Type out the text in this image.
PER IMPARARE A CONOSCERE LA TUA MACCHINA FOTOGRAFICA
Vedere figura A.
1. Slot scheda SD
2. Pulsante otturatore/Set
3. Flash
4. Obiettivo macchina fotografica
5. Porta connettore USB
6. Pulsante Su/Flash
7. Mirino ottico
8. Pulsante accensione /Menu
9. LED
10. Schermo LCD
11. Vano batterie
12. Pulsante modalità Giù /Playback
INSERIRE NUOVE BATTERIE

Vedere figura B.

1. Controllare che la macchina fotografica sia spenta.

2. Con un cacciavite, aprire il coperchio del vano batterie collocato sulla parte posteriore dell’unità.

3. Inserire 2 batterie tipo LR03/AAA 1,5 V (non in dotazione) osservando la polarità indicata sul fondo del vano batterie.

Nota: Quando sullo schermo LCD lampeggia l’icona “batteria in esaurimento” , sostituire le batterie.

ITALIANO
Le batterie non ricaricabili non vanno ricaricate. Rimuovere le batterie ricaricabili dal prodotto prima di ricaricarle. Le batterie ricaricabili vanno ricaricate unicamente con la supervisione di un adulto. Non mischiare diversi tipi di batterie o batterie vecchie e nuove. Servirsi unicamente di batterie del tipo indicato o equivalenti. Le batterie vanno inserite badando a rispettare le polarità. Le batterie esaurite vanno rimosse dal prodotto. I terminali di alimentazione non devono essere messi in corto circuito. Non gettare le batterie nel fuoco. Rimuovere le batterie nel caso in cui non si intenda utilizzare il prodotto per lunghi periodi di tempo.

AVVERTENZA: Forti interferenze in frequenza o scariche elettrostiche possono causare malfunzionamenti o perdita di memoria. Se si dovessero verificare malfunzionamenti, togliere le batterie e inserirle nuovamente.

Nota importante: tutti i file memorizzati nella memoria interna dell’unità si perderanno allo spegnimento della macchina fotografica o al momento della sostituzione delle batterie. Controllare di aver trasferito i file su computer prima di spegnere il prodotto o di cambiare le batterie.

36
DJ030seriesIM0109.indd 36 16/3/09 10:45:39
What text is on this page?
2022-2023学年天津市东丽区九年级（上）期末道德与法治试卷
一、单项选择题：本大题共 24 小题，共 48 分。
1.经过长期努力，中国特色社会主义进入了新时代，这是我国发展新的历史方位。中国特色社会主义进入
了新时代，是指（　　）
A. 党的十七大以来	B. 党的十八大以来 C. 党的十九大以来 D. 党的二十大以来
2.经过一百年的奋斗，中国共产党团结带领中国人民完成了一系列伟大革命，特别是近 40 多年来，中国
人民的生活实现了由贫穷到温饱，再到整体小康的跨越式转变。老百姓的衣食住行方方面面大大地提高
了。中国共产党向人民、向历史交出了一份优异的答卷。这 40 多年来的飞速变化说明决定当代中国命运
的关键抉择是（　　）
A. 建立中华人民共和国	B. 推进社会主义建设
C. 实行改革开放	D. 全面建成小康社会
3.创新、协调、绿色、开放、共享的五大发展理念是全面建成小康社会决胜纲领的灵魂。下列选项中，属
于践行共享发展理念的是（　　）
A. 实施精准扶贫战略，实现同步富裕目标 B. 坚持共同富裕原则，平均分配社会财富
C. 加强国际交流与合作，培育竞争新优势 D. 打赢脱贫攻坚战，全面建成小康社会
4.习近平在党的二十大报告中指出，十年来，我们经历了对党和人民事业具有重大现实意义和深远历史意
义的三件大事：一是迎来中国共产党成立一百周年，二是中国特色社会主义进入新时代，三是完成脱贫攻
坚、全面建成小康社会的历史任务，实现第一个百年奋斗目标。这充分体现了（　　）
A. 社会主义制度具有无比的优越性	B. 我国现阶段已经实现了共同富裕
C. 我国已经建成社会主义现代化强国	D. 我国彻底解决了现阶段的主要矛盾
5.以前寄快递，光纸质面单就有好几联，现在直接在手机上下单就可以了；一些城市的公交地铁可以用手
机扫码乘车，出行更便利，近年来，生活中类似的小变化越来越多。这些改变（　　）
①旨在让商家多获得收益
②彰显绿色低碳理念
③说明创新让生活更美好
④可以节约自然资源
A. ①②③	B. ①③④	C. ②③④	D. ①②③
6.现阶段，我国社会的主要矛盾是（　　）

» Direction
Display every line of the listing that contains the string "prodotto".

» Result
Le batterie non ricaricabili non vanno ricaricate. Rimuovere le batterie ricaricabili dal prodotto prima di ricaricarle. Le batterie ricaricabili vanno ricaricate unicamente con la supervisione di un adulto. Non mischiare diversi tipi di batterie o batterie vecchie e nuove. Servirsi unicamente di batterie del tipo indicato o equivalenti. Le batterie vanno inserite badando a rispettare le polarità. Le batterie esaurite vanno rimosse dal prodotto. I terminali di alimentazione non devono essere messi in corto circuito. Non gettare le batterie nel fuoco. Rimuovere le batterie nel caso in cui non si intenda utilizzare il prodotto per lunghi periodi di tempo.
Nota importante: tutti i file memorizzati nella memoria interna dell’unità si perderanno allo spegnimento della macchina fotografica o al momento della sostituzione delle batterie. Controllare di aver trasferito i file su computer prima di spegnere il prodotto o di cambiare le batterie.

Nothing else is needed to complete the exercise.